◆ **Short problem**
State the number of lines in these records that include the word "生成黑色固体", and add nothing to it.

-------- Records for processing --------

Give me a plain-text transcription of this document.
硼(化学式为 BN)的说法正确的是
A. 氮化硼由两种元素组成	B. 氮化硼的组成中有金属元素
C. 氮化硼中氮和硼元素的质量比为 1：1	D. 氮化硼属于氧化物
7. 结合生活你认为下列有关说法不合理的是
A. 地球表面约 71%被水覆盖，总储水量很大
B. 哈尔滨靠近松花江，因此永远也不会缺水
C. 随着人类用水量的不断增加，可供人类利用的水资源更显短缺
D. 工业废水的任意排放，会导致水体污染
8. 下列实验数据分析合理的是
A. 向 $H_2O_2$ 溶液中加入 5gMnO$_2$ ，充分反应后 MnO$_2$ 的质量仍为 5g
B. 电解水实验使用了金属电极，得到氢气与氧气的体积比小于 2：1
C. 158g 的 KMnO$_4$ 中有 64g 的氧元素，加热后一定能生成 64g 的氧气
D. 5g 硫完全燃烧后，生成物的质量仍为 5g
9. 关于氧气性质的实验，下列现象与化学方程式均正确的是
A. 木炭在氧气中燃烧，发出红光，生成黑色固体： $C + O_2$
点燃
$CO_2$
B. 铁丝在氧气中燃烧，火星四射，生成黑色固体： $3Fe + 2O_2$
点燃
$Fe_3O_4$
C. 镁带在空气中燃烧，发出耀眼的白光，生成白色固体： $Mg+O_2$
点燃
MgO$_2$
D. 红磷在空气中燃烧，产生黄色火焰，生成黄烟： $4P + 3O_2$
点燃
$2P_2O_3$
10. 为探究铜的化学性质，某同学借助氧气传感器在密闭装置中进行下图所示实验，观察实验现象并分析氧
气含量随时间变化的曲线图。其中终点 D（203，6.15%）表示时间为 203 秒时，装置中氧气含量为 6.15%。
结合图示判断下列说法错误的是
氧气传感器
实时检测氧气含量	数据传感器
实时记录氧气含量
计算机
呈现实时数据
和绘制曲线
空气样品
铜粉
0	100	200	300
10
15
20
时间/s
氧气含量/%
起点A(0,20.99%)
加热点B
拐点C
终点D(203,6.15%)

--------
-------- Records for processing --------

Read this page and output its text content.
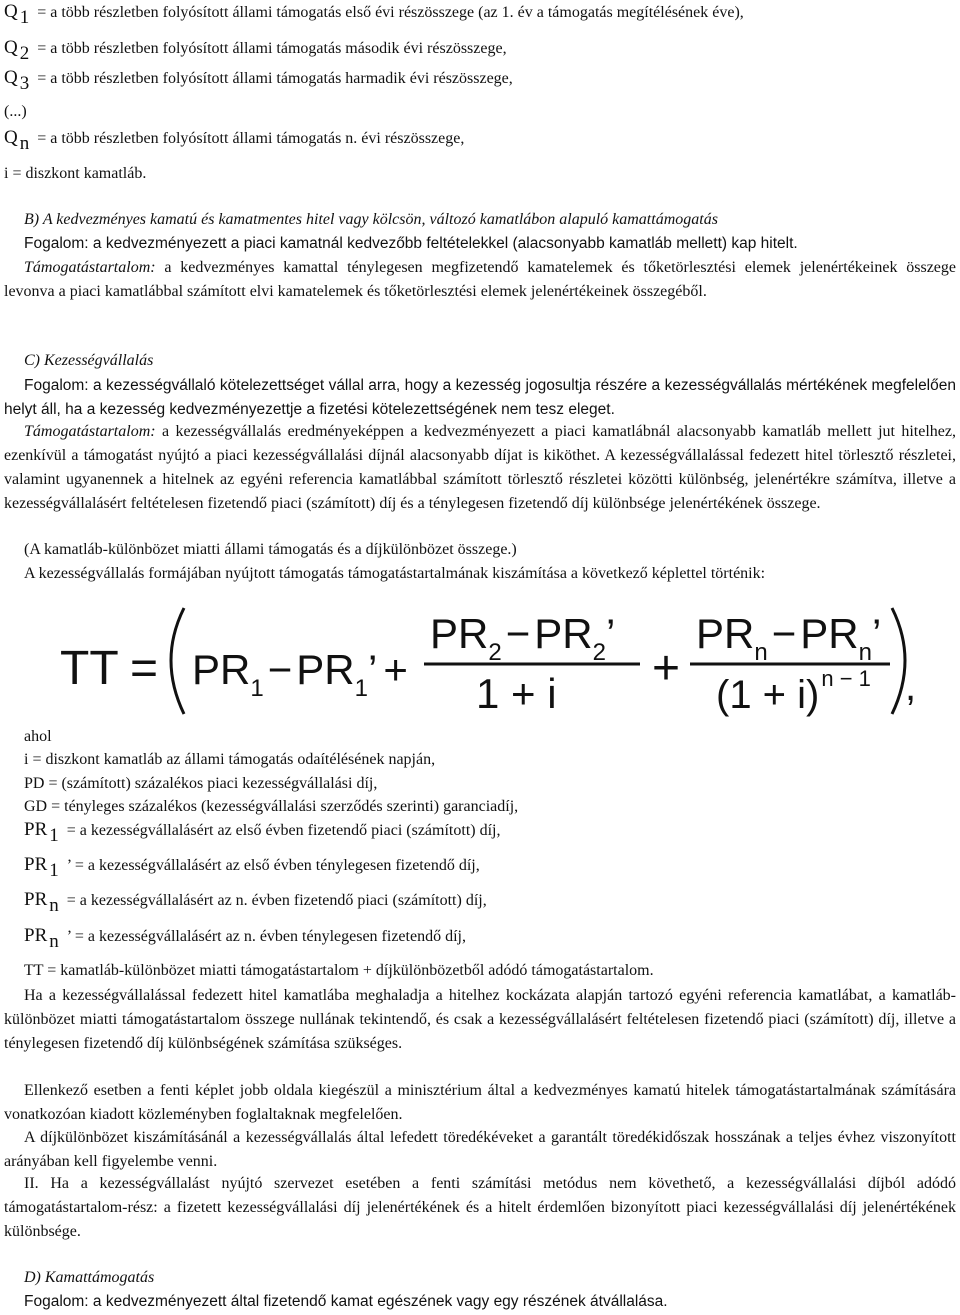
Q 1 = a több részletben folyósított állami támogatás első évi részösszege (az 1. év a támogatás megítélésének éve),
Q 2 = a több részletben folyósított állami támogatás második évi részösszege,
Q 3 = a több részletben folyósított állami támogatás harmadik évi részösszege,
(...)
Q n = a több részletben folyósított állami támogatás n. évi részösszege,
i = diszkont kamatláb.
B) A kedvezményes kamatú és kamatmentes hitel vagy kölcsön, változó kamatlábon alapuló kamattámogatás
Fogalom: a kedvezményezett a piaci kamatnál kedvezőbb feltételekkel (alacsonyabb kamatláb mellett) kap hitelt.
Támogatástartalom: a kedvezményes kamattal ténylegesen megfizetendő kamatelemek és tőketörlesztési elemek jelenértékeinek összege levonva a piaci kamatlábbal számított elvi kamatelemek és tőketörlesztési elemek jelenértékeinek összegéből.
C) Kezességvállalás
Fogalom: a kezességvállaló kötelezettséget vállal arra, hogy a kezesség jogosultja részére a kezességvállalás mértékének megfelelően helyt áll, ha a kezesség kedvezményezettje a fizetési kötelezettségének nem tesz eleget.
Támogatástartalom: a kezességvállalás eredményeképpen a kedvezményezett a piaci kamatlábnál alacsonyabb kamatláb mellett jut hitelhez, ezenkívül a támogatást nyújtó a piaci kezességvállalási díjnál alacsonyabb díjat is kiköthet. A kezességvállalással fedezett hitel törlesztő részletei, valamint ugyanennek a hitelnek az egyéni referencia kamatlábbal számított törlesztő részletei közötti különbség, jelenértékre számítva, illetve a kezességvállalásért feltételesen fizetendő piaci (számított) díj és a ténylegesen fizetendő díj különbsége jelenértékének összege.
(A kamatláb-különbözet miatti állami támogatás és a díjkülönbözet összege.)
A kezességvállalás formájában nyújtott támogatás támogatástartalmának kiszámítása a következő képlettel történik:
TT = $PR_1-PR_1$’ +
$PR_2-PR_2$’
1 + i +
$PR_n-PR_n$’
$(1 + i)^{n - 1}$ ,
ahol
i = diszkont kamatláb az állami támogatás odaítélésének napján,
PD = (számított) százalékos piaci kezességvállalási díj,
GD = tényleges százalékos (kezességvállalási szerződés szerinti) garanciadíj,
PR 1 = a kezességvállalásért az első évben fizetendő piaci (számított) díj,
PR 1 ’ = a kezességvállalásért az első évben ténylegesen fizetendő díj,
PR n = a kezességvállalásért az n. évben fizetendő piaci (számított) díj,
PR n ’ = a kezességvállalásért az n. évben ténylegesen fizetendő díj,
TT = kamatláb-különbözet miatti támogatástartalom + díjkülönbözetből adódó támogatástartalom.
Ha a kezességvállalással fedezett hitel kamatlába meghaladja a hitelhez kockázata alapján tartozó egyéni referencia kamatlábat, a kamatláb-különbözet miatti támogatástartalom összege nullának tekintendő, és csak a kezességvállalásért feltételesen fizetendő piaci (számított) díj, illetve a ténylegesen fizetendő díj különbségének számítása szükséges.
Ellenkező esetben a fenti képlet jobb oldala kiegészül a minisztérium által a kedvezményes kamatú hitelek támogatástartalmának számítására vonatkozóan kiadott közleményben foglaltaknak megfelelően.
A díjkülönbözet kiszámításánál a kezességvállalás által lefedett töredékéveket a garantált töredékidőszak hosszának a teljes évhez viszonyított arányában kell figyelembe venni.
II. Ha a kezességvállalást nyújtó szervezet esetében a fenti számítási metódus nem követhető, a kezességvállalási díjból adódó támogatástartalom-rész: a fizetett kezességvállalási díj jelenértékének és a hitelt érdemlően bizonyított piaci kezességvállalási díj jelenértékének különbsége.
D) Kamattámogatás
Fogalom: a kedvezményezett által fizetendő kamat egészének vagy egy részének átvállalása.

--------

◆ **Result below**
2